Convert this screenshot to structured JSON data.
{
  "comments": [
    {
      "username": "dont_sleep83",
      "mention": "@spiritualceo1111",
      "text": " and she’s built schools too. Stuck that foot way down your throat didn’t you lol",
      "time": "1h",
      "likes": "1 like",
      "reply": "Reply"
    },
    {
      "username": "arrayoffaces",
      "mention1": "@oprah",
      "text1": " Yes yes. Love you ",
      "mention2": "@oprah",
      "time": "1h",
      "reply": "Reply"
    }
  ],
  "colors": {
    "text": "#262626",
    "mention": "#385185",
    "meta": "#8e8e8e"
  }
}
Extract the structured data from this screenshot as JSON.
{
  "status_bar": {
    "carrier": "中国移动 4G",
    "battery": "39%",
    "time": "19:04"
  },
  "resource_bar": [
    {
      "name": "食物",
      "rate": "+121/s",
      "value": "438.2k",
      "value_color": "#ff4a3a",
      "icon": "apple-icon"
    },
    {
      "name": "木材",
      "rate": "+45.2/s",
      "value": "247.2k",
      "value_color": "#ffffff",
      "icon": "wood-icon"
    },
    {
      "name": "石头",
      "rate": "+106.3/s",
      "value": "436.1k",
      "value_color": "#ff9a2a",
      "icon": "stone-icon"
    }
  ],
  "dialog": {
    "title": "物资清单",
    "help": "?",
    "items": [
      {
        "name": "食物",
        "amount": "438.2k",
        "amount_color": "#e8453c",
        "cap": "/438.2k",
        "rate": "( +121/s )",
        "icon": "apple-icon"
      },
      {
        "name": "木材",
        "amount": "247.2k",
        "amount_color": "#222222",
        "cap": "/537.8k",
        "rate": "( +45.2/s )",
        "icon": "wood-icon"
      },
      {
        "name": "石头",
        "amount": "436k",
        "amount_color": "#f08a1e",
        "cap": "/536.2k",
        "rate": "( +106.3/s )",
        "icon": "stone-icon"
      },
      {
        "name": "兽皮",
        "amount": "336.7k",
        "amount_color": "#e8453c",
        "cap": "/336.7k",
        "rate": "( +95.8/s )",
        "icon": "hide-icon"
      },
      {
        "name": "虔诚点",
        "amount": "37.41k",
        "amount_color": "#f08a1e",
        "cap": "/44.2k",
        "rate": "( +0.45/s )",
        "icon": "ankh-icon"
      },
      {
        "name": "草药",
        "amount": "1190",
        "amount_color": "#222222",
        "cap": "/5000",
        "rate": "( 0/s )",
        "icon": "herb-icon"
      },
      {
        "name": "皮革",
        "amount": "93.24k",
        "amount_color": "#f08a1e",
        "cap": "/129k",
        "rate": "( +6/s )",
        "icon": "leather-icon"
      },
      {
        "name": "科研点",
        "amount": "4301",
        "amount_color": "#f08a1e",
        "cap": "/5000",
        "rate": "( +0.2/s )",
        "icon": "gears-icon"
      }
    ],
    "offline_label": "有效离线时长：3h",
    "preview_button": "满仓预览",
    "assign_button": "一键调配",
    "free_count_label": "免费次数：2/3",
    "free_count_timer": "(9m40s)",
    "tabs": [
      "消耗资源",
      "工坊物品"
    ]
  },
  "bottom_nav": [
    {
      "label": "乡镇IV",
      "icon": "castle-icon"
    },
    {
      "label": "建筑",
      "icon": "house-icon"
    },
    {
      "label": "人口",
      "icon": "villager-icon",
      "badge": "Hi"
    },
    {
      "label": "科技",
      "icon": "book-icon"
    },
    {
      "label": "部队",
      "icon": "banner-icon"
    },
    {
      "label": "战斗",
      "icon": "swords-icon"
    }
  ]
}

▶ **Description of the task**: Show each line of the listing that holds the string "data".

▶ **Correct result**:
Convert this screenshot to structured JSON data.
Extract the structured data from this screenshot as JSON.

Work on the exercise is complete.